#### [Stated goal]
Reproduce the records below exactly as they appear, omitting any pictures they contain.

================================

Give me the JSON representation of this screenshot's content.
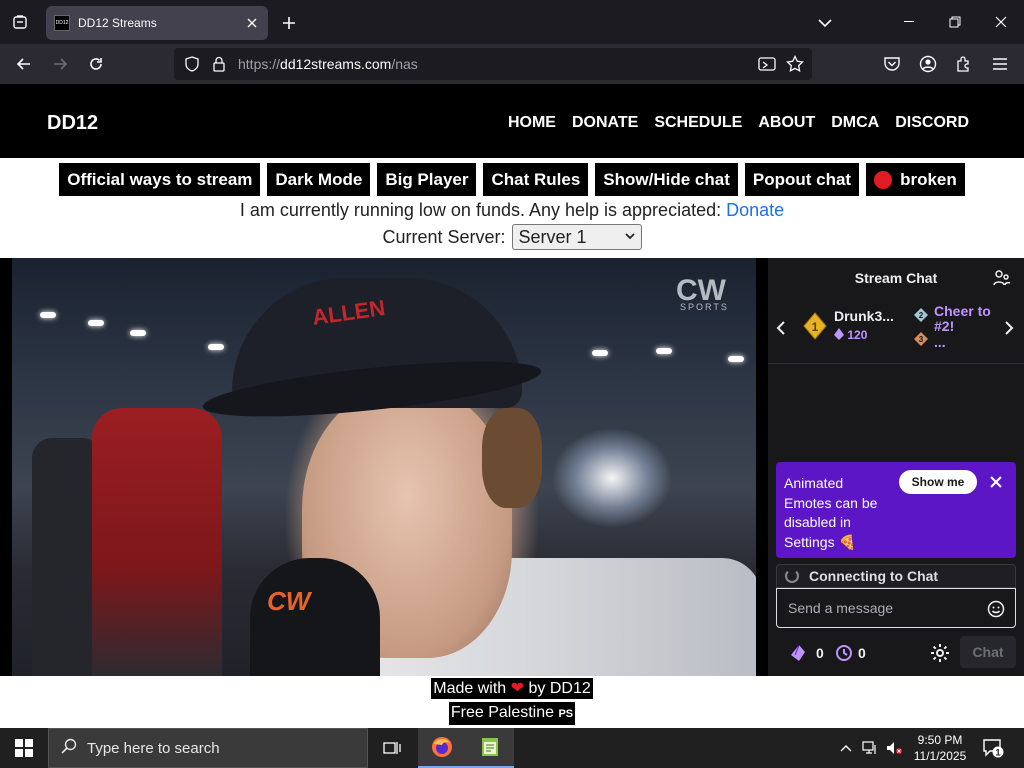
{
  "browser": {
    "tab_title": "DD12 Streams",
    "favicon_text": "DD12",
    "url_prefix": "https://",
    "url_domain": "dd12streams.com",
    "url_path": "/nas"
  },
  "site": {
    "logo": "DD12",
    "nav": [
      "HOME",
      "DONATE",
      "SCHEDULE",
      "ABOUT",
      "DMCA",
      "DISCORD"
    ]
  },
  "controls": {
    "buttons": [
      "Official ways to stream",
      "Dark Mode",
      "Big Player",
      "Chat Rules",
      "Show/Hide chat",
      "Popout chat"
    ],
    "status_button": "broken",
    "status_color": "#e01b24"
  },
  "funds": {
    "message": "I am currently running low on funds. Any help is appreciated:",
    "link": "Donate"
  },
  "server": {
    "label": "Current Server:",
    "selected": "Server 1"
  },
  "video": {
    "cap_text": "ALLEN",
    "network_logo": "CW",
    "network_sub": "SPORTS",
    "mic_text": "CW"
  },
  "chat": {
    "title": "Stream Chat",
    "leader_name": "Drunk3...",
    "leader_points": "120",
    "leader_rank": "1",
    "cheer_label": "Cheer to #2!",
    "cheer_more": "...",
    "rank2": "2",
    "rank3": "3",
    "emote_message": "Animated Emotes can be disabled in Settings",
    "emote_button": "Show me",
    "connecting": "Connecting to Chat",
    "input_placeholder": "Send a message",
    "bits_count": "0",
    "points_count": "0",
    "send_button": "Chat",
    "accent": "#5c16c5"
  },
  "footer": {
    "made_with_prefix": "Made with",
    "made_with_suffix": "by DD12",
    "palestine": "Free Palestine",
    "flag": "PS"
  },
  "taskbar": {
    "search_placeholder": "Type here to search",
    "time": "9:50 PM",
    "date": "11/1/2025",
    "notification_count": "1"
  }
}
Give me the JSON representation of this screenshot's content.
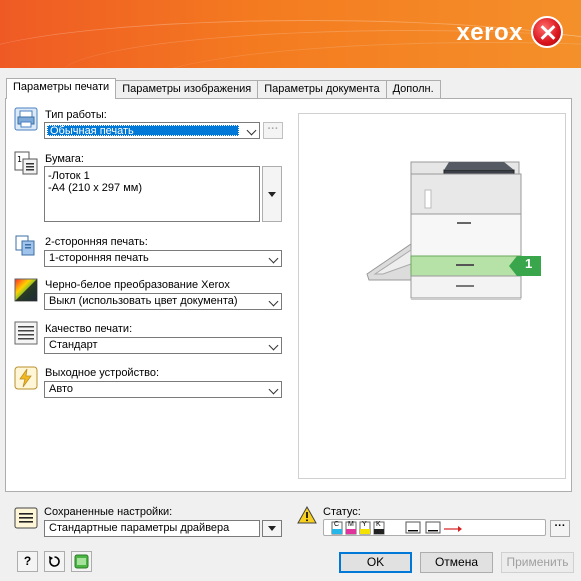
{
  "brand": {
    "name": "xerox"
  },
  "tabs": [
    {
      "label": "Параметры печати"
    },
    {
      "label": "Параметры изображения"
    },
    {
      "label": "Параметры документа"
    },
    {
      "label": "Дополн."
    }
  ],
  "job_type": {
    "label": "Тип работы:",
    "value": "Обычная печать"
  },
  "paper": {
    "label": "Бумага:",
    "line1": "-Лоток 1",
    "line2": "-А4 (210 x 297 мм)"
  },
  "duplex": {
    "label": "2-сторонняя печать:",
    "value": "1-сторонняя печать"
  },
  "bw_conversion": {
    "label": "Черно-белое преобразование Xerox",
    "value": "Выкл (использовать цвет документа)"
  },
  "quality": {
    "label": "Качество печати:",
    "value": "Стандарт"
  },
  "output": {
    "label": "Выходное устройство:",
    "value": "Авто"
  },
  "preview": {
    "tray_number": "1"
  },
  "saved_settings": {
    "label": "Сохраненные настройки:",
    "value": "Стандартные параметры драйвера"
  },
  "status": {
    "label": "Статус:",
    "toners": [
      "C",
      "M",
      "Y",
      "K"
    ]
  },
  "buttons": {
    "ok": "OK",
    "cancel": "Отмена",
    "apply": "Применить",
    "help": "?"
  },
  "colors": {
    "accent": "#0078d7",
    "banner": "#f47b20",
    "tray_highlight": "#3aa64b"
  }
}
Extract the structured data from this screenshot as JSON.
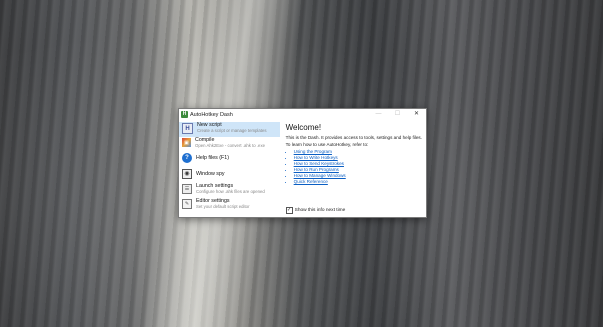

================================

#### [Completed task]
Give me the JSON representation of this screenshot's content.
{
  "browser": {
    "tab_title": "DD12 Streams",
    "favicon_text": "DD12",
    "url_prefix": "https://",
    "url_domain": "dd12streams.com",
    "url_path": "/nas"
  },
  "site": {
    "logo": "DD12",
    "nav": [
      "HOME",
      "DONATE",
      "SCHEDULE",
      "ABOUT",
      "DMCA",
      "DISCORD"
    ]
  },
  "controls": {
    "buttons": [
      "Official ways to stream",
      "Dark Mode",
      "Big Player",
      "Chat Rules",
      "Show/Hide chat",
      "Popout chat"
    ],
    "status_button": "broken",
    "status_color": "#e01b24"
  },
  "funds": {
    "message": "I am currently running low on funds. Any help is appreciated:",
    "link": "Donate"
  },
  "server": {
    "label": "Current Server:",
    "selected": "Server 1"
  },
  "video": {
    "cap_text": "ALLEN",
    "network_logo": "CW",
    "network_sub": "SPORTS",
    "mic_text": "CW"
  },
  "chat": {
    "title": "Stream Chat",
    "leader_name": "Drunk3...",
    "leader_points": "120",
    "leader_rank": "1",
    "cheer_label": "Cheer to #2!",
    "cheer_more": "...",
    "rank2": "2",
    "rank3": "3",
    "emote_message": "Animated Emotes can be disabled in Settings",
    "emote_button": "Show me",
    "connecting": "Connecting to Chat",
    "input_placeholder": "Send a message",
    "bits_count": "0",
    "points_count": "0",
    "send_button": "Chat",
    "accent": "#5c16c5"
  },
  "footer": {
    "made_with_prefix": "Made with",
    "made_with_suffix": "by DD12",
    "palestine": "Free Palestine",
    "flag": "PS"
  },
  "taskbar": {
    "search_placeholder": "Type here to search",
    "time": "9:50 PM",
    "date": "11/1/2025",
    "notification_count": "1"
  }
}
Give me the JSON representation of this screenshot's content.
{
  "brand": {
    "name": "xerox"
  },
  "tabs": [
    {
      "label": "Параметры печати"
    },
    {
      "label": "Параметры изображения"
    },
    {
      "label": "Параметры документа"
    },
    {
      "label": "Дополн."
    }
  ],
  "job_type": {
    "label": "Тип работы:",
    "value": "Обычная печать"
  },
  "paper": {
    "label": "Бумага:",
    "line1": "-Лоток 1",
    "line2": "-А4 (210 x 297 мм)"
  },
  "duplex": {
    "label": "2-сторонняя печать:",
    "value": "1-сторонняя печать"
  },
  "bw_conversion": {
    "label": "Черно-белое преобразование Xerox",
    "value": "Выкл (использовать цвет документа)"
  },
  "quality": {
    "label": "Качество печати:",
    "value": "Стандарт"
  },
  "output": {
    "label": "Выходное устройство:",
    "value": "Авто"
  },
  "preview": {
    "tray_number": "1"
  },
  "saved_settings": {
    "label": "Сохраненные настройки:",
    "value": "Стандартные параметры драйвера"
  },
  "status": {
    "label": "Статус:",
    "toners": [
      "C",
      "M",
      "Y",
      "K"
    ]
  },
  "buttons": {
    "ok": "OK",
    "cancel": "Отмена",
    "apply": "Применить",
    "help": "?"
  },
  "colors": {
    "accent": "#0078d7",
    "banner": "#f47b20",
    "tray_highlight": "#3aa64b"
  }
}
Extract the structured data from this screenshot as JSON.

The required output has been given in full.